Stored data:
● ● ● ● ● ● ●

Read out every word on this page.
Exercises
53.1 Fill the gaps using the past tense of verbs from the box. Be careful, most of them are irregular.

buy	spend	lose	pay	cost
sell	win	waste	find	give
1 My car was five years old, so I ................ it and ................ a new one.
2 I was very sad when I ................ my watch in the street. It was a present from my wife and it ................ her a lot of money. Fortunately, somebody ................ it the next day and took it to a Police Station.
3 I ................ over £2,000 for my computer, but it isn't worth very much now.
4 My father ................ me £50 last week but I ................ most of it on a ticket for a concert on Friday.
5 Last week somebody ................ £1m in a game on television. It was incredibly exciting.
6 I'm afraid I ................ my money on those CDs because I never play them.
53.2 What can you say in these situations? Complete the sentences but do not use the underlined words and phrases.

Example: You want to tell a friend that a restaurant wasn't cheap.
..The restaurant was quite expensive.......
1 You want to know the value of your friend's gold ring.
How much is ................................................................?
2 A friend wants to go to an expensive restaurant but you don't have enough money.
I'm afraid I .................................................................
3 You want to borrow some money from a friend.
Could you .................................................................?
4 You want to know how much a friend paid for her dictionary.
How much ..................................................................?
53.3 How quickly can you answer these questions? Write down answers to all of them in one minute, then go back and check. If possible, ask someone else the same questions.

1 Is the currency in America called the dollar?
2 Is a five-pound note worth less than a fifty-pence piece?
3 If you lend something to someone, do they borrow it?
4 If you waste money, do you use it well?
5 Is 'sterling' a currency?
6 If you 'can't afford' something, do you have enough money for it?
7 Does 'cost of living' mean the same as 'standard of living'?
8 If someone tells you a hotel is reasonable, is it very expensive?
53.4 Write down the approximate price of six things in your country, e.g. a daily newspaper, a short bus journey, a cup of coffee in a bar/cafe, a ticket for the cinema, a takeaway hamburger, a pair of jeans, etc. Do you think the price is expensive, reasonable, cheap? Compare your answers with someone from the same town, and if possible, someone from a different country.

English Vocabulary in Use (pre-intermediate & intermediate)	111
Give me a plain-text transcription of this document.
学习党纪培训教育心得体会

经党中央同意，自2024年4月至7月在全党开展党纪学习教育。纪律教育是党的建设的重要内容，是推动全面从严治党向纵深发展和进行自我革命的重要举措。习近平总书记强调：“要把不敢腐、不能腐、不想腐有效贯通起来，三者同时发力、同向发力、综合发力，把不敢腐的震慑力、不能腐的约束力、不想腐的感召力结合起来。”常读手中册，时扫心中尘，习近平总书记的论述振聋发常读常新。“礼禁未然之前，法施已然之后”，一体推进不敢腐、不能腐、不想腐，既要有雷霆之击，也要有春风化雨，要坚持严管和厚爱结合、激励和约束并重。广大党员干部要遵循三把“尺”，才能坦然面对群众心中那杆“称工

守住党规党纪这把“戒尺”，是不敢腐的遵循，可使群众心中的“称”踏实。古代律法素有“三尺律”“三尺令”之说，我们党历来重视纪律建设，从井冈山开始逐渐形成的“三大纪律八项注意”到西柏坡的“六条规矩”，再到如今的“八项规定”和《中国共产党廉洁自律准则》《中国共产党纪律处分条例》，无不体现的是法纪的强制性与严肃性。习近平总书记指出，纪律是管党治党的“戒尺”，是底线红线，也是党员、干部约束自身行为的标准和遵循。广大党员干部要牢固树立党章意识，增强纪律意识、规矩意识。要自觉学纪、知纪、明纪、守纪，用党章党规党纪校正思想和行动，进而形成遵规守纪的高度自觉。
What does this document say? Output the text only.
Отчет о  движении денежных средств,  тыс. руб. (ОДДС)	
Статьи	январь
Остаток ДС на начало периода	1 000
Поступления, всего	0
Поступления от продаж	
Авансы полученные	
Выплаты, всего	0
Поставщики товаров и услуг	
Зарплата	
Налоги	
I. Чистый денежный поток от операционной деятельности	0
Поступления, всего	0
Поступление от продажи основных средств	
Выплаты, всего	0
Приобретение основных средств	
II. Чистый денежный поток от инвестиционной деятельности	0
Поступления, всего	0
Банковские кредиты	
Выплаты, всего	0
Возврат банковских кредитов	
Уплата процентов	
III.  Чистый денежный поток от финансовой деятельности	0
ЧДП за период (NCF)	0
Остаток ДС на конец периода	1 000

● ● ● ● ● ● ●

Wherever the string "friend" appears in the entries above, list that line.

EXERCISE OUTPUT ▸
Example: You want to tell a friend that a restaurant wasn't cheap.
1 You want to know the value of your friend's gold ring.
2 A friend wants to go to an expensive restaurant but you don't have enough money.
3 You want to borrow some money from a friend.
4 You want to know how much a friend paid for her dictionary.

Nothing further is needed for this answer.